• **Given instruction**: Of the lines in the listing, how many include the string "红星照耀中国"? Write the number and nothing else.

┌─ Record extracts

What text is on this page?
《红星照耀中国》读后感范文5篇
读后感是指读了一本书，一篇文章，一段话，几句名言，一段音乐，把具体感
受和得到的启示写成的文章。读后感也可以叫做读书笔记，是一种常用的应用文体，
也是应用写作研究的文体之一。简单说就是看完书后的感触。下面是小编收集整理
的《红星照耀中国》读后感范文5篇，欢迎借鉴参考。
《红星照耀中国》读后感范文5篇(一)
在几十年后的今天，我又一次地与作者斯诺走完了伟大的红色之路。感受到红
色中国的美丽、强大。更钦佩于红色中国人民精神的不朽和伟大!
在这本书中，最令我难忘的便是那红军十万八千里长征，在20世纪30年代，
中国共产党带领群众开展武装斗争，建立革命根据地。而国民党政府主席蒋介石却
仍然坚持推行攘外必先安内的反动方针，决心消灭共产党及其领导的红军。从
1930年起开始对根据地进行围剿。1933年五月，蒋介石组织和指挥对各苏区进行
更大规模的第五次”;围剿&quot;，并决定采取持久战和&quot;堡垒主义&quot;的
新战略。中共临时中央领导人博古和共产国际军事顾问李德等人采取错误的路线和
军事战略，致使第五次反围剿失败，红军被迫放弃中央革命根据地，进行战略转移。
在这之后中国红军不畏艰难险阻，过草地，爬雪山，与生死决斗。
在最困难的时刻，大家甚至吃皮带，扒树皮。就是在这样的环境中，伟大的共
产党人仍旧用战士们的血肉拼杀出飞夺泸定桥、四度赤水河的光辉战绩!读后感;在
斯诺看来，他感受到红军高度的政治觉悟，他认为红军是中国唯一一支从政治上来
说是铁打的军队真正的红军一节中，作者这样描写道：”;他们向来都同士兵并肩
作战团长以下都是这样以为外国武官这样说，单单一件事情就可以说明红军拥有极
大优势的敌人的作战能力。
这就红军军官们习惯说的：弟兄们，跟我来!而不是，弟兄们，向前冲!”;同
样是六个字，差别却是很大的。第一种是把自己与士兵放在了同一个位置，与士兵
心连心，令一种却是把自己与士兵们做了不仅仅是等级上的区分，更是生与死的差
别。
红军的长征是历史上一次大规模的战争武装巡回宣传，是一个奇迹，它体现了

└─
┌─ Record extracts

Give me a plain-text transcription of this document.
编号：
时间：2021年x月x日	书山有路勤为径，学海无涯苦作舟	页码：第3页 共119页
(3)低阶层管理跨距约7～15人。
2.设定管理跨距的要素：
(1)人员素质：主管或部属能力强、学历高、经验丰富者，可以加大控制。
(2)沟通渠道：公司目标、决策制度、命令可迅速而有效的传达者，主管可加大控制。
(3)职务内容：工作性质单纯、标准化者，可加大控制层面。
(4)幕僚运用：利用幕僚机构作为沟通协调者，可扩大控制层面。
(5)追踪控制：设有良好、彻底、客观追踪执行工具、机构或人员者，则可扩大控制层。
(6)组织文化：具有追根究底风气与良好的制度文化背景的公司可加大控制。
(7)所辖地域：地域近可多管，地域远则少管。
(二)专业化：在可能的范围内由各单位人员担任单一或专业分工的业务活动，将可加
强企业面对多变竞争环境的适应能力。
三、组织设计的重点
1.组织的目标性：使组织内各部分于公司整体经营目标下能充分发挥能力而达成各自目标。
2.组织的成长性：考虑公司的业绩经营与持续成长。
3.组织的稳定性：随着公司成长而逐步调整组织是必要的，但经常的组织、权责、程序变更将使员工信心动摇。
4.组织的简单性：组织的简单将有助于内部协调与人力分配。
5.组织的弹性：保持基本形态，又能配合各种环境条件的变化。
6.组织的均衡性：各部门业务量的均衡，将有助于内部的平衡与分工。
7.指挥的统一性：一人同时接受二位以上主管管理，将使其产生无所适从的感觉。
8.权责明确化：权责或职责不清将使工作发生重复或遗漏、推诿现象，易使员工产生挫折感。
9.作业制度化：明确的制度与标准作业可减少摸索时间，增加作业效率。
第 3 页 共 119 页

└─

• **Problem solution**: 3